**Given task**
Pick out each line containing the string "date".

**Material**
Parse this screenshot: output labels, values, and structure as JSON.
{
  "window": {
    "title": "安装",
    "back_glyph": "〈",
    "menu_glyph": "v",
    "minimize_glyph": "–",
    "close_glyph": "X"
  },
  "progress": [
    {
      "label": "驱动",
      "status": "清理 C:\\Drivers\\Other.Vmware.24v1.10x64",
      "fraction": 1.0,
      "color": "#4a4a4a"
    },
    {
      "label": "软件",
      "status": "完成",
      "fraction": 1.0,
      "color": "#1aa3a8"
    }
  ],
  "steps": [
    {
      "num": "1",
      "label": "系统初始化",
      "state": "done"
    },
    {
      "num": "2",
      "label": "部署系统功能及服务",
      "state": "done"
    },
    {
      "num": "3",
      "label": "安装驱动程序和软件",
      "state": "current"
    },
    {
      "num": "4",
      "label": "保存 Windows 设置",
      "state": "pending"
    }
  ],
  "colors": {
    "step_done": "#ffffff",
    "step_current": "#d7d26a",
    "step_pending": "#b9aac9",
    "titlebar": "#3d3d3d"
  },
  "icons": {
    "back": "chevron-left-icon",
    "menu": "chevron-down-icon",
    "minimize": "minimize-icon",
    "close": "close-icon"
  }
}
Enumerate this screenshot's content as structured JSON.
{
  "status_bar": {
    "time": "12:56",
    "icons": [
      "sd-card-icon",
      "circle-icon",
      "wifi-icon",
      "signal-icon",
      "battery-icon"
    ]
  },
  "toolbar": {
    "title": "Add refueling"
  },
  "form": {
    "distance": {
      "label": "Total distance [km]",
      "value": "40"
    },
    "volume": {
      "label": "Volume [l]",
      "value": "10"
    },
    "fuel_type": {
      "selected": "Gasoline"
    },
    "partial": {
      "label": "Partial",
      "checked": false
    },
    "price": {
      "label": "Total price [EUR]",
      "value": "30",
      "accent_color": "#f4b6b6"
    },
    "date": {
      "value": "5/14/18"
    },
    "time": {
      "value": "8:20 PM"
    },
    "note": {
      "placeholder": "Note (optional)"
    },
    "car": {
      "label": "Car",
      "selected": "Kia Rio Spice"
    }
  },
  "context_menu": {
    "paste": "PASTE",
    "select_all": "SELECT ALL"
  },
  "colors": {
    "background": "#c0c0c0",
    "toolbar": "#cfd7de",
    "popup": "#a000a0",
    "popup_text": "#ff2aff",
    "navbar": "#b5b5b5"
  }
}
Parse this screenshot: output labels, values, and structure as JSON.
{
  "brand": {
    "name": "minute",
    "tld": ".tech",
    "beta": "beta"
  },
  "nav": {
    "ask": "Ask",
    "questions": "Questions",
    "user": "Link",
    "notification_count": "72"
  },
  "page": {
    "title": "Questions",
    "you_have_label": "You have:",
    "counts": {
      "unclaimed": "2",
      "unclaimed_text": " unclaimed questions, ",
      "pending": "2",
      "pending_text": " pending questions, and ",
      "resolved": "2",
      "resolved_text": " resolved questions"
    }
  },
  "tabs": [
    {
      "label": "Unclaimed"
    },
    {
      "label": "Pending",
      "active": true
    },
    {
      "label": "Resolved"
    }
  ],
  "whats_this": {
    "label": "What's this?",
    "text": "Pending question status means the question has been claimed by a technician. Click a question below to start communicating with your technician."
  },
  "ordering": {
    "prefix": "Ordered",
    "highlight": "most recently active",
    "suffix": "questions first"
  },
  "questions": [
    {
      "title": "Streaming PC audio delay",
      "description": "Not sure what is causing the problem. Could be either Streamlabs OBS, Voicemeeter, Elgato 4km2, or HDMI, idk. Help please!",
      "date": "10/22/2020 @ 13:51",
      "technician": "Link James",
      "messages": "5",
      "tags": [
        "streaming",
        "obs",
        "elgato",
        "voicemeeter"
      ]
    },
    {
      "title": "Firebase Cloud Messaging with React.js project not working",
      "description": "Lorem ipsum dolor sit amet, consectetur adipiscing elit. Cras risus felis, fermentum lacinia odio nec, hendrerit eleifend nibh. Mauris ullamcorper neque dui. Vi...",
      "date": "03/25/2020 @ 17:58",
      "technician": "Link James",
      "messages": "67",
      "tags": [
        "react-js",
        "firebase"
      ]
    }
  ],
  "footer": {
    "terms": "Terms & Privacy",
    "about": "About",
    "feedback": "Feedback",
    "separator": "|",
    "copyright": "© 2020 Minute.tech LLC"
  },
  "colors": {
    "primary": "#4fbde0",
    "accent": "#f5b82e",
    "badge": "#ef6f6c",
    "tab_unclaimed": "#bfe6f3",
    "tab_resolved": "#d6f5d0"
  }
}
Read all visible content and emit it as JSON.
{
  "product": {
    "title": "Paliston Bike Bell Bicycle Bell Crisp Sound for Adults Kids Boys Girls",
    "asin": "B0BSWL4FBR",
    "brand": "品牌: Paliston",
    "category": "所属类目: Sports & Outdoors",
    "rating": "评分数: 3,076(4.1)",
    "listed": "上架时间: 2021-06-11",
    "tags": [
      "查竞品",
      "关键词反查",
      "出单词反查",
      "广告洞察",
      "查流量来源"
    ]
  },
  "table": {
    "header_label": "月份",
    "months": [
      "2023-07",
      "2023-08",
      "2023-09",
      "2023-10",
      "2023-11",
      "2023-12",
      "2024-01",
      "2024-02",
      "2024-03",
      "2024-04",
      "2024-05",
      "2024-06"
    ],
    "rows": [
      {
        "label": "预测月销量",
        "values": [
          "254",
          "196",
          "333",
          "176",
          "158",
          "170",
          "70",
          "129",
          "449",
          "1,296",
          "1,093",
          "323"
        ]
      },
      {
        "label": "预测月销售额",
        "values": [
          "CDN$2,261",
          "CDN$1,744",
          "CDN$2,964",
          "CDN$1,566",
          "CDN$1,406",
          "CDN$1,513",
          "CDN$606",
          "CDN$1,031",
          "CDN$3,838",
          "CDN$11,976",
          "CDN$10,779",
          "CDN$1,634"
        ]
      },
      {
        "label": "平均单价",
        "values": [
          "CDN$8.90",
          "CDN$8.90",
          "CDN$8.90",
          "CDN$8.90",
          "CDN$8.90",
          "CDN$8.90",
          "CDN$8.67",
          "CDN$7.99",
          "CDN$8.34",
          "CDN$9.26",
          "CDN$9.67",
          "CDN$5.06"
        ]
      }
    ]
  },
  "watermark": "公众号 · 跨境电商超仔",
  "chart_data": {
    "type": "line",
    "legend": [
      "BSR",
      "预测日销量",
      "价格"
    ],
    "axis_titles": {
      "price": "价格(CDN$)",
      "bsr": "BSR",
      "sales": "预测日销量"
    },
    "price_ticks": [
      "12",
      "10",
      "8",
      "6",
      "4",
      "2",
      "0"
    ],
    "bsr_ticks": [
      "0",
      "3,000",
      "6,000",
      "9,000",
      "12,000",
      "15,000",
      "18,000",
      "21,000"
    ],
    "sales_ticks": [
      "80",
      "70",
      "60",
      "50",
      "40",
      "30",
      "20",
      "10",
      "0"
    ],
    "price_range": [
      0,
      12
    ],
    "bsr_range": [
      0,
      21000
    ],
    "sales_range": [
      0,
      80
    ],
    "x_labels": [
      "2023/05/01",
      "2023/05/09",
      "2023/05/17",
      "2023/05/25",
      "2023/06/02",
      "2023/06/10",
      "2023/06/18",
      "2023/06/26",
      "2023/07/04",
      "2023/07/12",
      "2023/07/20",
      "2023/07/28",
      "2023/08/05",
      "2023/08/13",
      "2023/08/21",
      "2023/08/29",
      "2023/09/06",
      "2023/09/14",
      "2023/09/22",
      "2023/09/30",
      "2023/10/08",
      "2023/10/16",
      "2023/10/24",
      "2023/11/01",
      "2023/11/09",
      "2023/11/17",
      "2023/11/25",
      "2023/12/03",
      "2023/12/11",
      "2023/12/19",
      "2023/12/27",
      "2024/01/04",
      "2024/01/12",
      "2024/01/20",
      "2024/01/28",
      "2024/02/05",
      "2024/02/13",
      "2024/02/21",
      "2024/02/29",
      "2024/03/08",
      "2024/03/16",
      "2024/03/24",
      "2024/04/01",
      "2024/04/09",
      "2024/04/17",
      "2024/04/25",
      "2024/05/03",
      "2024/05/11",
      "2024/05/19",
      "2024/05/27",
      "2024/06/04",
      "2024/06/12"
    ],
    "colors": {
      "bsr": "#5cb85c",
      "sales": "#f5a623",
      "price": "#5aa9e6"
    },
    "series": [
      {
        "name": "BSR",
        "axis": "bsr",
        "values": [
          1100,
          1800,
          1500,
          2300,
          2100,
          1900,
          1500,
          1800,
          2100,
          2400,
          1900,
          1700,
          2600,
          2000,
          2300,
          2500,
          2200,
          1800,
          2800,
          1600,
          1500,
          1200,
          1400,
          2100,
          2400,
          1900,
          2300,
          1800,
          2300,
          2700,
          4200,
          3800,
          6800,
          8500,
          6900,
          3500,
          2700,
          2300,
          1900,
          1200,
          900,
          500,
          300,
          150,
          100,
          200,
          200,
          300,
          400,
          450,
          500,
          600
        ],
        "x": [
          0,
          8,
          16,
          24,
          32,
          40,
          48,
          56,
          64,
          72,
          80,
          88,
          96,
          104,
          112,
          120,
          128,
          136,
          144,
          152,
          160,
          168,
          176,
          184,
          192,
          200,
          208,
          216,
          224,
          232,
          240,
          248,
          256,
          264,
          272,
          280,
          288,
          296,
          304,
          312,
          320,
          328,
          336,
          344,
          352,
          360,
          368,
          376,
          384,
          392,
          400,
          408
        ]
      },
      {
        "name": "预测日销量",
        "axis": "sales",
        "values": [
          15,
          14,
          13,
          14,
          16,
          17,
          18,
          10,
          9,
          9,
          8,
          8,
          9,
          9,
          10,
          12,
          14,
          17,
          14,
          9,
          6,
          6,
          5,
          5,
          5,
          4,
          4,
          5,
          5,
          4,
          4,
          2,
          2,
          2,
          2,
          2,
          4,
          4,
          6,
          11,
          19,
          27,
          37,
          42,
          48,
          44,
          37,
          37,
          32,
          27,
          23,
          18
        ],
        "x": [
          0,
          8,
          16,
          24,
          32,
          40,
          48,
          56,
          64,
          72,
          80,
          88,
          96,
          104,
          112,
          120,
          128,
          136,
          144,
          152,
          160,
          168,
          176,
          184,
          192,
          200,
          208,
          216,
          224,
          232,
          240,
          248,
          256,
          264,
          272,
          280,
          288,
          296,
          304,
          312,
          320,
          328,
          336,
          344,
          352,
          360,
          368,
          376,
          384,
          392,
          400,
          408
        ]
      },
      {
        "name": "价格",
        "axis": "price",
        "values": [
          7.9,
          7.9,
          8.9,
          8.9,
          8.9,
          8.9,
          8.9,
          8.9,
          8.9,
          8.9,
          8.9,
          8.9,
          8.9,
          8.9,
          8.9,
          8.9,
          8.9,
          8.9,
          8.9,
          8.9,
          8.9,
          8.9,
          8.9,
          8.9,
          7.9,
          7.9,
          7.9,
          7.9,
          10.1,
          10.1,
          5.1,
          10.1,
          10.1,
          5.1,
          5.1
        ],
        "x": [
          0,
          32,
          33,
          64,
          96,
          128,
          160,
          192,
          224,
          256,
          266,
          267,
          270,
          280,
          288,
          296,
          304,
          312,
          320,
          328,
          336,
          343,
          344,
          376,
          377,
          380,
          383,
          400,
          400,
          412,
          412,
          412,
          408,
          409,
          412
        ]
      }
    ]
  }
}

**Expected output**
    "date": {
      "date": "10/22/2020 @ 13:51",
      "date": "03/25/2020 @ 17:58",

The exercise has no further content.